═════ DATASET ROWS ═════

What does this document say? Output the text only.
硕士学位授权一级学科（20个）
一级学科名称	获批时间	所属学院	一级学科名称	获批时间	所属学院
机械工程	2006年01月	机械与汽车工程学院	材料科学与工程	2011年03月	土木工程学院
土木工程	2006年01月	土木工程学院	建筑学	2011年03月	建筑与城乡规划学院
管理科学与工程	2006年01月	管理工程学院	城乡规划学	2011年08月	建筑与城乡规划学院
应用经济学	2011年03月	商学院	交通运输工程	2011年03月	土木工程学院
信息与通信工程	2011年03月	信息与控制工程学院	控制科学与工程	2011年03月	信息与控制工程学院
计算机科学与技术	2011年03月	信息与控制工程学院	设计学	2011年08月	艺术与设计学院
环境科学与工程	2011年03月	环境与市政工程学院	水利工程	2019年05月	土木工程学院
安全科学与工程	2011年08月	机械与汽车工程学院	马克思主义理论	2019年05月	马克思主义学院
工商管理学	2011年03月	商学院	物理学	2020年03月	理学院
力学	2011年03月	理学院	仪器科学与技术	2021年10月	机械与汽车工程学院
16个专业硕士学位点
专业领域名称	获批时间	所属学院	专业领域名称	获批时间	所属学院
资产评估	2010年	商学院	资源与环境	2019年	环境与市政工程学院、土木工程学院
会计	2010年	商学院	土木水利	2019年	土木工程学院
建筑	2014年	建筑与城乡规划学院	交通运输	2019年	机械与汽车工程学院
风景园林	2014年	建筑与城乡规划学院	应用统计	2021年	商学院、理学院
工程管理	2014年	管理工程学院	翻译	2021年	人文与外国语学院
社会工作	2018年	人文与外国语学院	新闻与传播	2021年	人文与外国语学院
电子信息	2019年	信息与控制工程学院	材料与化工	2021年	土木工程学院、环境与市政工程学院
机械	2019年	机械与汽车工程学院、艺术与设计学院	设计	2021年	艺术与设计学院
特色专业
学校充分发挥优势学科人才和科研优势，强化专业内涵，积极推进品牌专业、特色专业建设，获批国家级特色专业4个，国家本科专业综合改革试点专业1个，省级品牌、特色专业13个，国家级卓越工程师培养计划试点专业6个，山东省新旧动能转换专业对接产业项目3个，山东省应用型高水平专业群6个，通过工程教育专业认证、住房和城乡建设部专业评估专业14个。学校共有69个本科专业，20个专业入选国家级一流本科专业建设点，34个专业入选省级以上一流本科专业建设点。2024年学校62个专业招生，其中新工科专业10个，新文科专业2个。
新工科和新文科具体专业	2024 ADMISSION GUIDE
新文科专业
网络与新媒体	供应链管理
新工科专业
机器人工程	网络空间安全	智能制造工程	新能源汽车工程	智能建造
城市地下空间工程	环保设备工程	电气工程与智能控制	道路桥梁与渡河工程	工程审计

═════

INSTRUCTIONS FOR THE TASK: Locate all lines in the listing above with the word "建筑与城乡规划学院" and copy them.

TASK RESPONSE:
土木工程	2006年01月	土木工程学院	建筑学	2011年03月	建筑与城乡规划学院
管理科学与工程	2006年01月	管理工程学院	城乡规划学	2011年08月	建筑与城乡规划学院
建筑	2014年	建筑与城乡规划学院	交通运输	2019年	机械与汽车工程学院
风景园林	2014年	建筑与城乡规划学院	应用统计	2021年	商学院、理学院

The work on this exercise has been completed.